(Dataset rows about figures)
+-------+

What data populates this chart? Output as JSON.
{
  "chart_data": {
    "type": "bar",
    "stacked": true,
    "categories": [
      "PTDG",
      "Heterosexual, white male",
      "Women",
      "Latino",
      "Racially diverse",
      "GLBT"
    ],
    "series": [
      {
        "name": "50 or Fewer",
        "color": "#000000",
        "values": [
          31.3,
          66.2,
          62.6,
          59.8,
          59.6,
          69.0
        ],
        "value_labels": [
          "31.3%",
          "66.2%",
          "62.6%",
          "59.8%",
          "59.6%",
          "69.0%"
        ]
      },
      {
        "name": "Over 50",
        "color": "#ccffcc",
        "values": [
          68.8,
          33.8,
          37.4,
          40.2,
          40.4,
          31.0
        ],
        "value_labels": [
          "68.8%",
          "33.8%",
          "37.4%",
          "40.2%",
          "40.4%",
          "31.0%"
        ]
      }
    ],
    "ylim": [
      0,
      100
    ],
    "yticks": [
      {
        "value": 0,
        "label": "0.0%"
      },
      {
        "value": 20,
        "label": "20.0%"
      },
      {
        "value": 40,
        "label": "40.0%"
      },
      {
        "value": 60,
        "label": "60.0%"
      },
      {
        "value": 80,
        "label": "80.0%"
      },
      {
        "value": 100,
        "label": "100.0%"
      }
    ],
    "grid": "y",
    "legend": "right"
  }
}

+-------+

» **Short problem**: From the records above, extract every entry exactly as given.

» **Exercise result**:
What data populates this chart? Output as JSON.
{
  "chart_data": {
    "type": "bar",
    "stacked": true,
    "categories": [
      "PTDG",
      "Heterosexual, white male",
      "Women",
      "Latino",
      "Racially diverse",
      "GLBT"
    ],
    "series": [
      {
        "name": "50 or Fewer",
        "color": "#000000",
        "values": [
          31.3,
          66.2,
          62.6,
          59.8,
          59.6,
          69.0
        ],
        "value_labels": [
          "31.3%",
          "66.2%",
          "62.6%",
          "59.8%",
          "59.6%",
          "69.0%"
        ]
      },
      {
        "name": "Over 50",
        "color": "#ccffcc",
        "values": [
          68.8,
          33.8,
          37.4,
          40.2,
          40.4,
          31.0
        ],
        "value_labels": [
          "68.8%",
          "33.8%",
          "37.4%",
          "40.2%",
          "40.4%",
          "31.0%"
        ]
      }
    ],
    "ylim": [
      0,
      100
    ],
    "yticks": [
      {
        "value": 0,
        "label": "0.0%"
      },
      {
        "value": 20,
        "label": "20.0%"
      },
      {
        "value": 40,
        "label": "40.0%"
      },
      {
        "value": 60,
        "label": "60.0%"
      },
      {
        "value": 80,
        "label": "80.0%"
      },
      {
        "value": 100,
        "label": "100.0%"
      }
    ],
    "grid": "y",
    "legend": "right"
  }
}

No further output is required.